● Texte:
----
C’est eux qui ont voulu commencer par les matières le matin. Ce n’était pas mon idée. Moi, je voulais débuter par les projets pluridisciplinaires, parce que, symboliquement, ça leur donnait plus de place..

Au départ, j’imaginais deux heures de plan de travail (ndlr : outil d'organisation individuelle qui fixe un ensemble d'activités que l'élève doit réaliser de manière autonome sur une période donnée) chaque matin. Mais les élèves ont dit non : ils voulaient que tout le monde fasse des maths en même temps. "Le français, c’est sympa, tu écris un texte, c’est agréable, mais quand tu vois à côté quelqu’un qui ne fait que des maths, c’est trop perturbant."

On a pensé un matériel qui permet l’individualisation, on a un bon taux d’encadrement, qu’il y a un lien entre les projets qu’ils font et l’apprentissage académique.

Comment se déroule cette heure et demi d'apprentissage ?

Ça dépend des matières ! En maths, grammaire et conjugaison les élèves travaillent beaucoup en autonomie.  En maths par exemple, on a construit un grand plan de travail qui couvre tout ce qu’ils vont apprendre en quatre ans. Ils ont aussi des outils pour travailler en autonomie. Une fois qu’ils ont bien utilisé les outils d’entraînement, ils passent à un test.

En anglais, on travaille beaucoup à l’oral, avec trois groupes de niveau. En français, on alterne une séance sur deux : écriture créative (les élèves écrivent leurs propres textes) et plan de travail (axé sur la grammaire, la conjugaison, etc.).

En histoire-géo et sciences, les cours sont « dialogués », réinventés avec beaucoup d’interactions.

S’il n’y avait que 1h30 de cours académiques par jour, ça ne suffirait pas. Ce qui rend l’ensemble intéressant, ce sont les projets transversaux.
----
● Matériel fourni:
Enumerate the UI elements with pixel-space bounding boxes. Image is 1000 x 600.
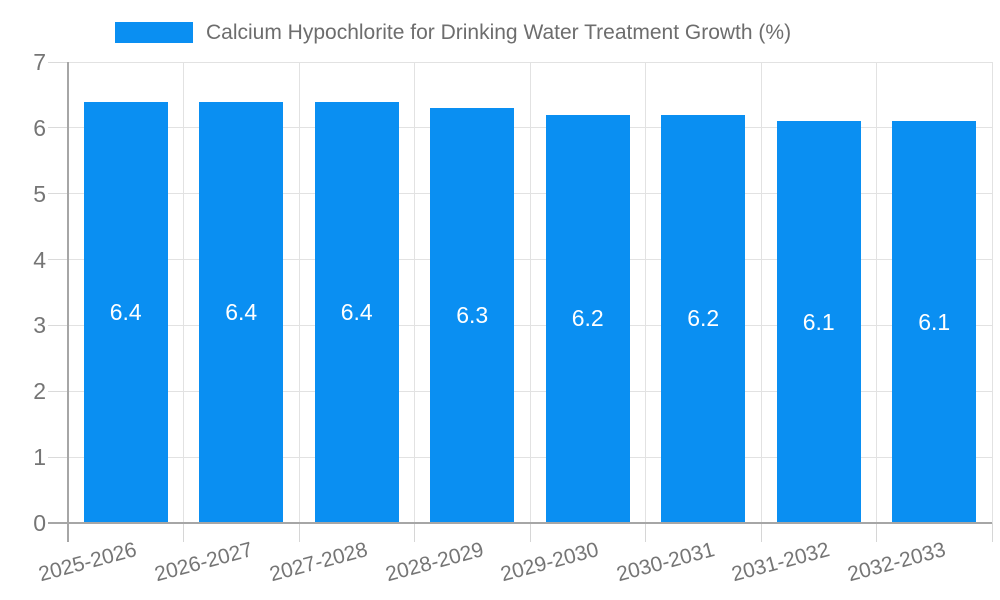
----
● Consigne:
Recopiez intégralement le texte sur l'organisation des apprentissages du matin, sans y apporter la moindre modification.

● Corrigé:
C’est eux qui ont voulu commencer par les matières le matin. Ce n’était pas mon idée. Moi, je voulais débuter par les projets pluridisciplinaires, parce que, symboliquement, ça leur donnait plus de place..

Au départ, j’imaginais deux heures de plan de travail (ndlr : outil d'organisation individuelle qui fixe un ensemble d'activités que l'élève doit réaliser de manière autonome sur une période donnée) chaque matin. Mais les élèves ont dit non : ils voulaient que tout le monde fasse des maths en même temps. "Le français, c’est sympa, tu écris un texte, c’est agréable, mais quand tu vois à côté quelqu’un qui ne fait que des maths, c’est trop perturbant."

On a pensé un matériel qui permet l’individualisation, on a un bon taux d’encadrement, qu’il y a un lien entre les projets qu’ils font et l’apprentissage académique.

Comment se déroule cette heure et demi d'apprentissage ?

Ça dépend des matières ! En maths, grammaire et conjugaison les élèves travaillent beaucoup en autonomie.  En maths par exemple, on a construit un grand plan de travail qui couvre tout ce qu’ils vont apprendre en quatre ans. Ils ont aussi des outils pour travailler en autonomie. Une fois qu’ils ont bien utilisé les outils d’entraînement, ils passent à un test.

En anglais, on travaille beaucoup à l’oral, avec trois groupes de niveau. En français, on alterne une séance sur deux : écriture créative (les élèves écrivent leurs propres textes) et plan de travail (axé sur la grammaire, la conjugaison, etc.).

En histoire-géo et sciences, les cours sont « dialogués », réinventés avec beaucoup d’interactions.

S’il n’y avait que 1h30 de cours académiques par jour, ça ne suffirait pas. Ce qui rend l’ensemble intéressant, ce sont les projets transversaux.